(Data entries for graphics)
-.-.-

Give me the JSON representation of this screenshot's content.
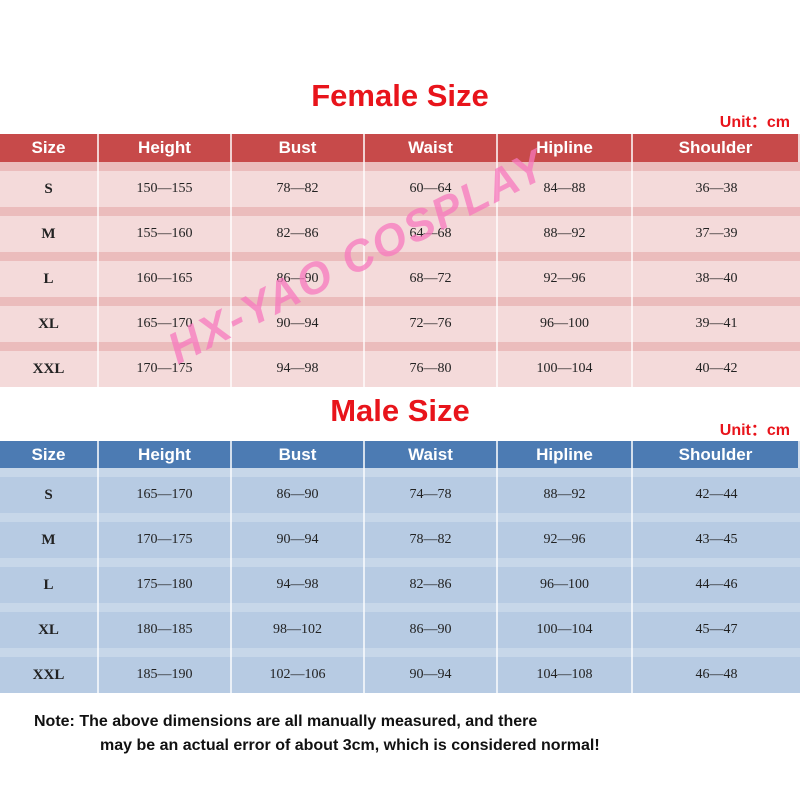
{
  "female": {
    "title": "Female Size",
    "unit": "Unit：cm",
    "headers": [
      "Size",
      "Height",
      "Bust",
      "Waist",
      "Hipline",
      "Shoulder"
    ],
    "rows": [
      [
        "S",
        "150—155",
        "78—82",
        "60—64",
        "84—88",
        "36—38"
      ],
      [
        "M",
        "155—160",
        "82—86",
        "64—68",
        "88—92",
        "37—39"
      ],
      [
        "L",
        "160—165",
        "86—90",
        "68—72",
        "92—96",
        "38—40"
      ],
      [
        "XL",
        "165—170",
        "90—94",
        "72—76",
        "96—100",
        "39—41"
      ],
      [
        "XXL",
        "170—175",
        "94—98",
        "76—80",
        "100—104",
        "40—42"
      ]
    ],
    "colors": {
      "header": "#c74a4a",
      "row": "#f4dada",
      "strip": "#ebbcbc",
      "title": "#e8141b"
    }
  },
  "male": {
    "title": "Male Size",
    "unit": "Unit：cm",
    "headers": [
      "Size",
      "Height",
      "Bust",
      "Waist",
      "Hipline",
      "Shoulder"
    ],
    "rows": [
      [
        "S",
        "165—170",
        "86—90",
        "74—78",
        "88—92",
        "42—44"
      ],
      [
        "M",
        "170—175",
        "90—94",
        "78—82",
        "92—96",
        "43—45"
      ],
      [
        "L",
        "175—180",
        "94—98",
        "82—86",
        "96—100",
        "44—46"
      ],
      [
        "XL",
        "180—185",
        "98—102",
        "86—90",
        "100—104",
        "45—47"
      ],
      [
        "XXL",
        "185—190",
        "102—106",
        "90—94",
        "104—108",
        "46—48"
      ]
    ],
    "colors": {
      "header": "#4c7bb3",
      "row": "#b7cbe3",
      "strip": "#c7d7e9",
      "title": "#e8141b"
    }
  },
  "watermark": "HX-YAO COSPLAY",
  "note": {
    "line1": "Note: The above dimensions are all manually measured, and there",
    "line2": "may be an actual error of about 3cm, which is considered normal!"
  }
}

-.-.-

--- To be done ---
Find each line holding the string "title" and copy it out.

--- Response to the exercise ---
    "title": "Female Size",
      "title": "#e8141b"
    "title": "Male Size",
      "title": "#e8141b"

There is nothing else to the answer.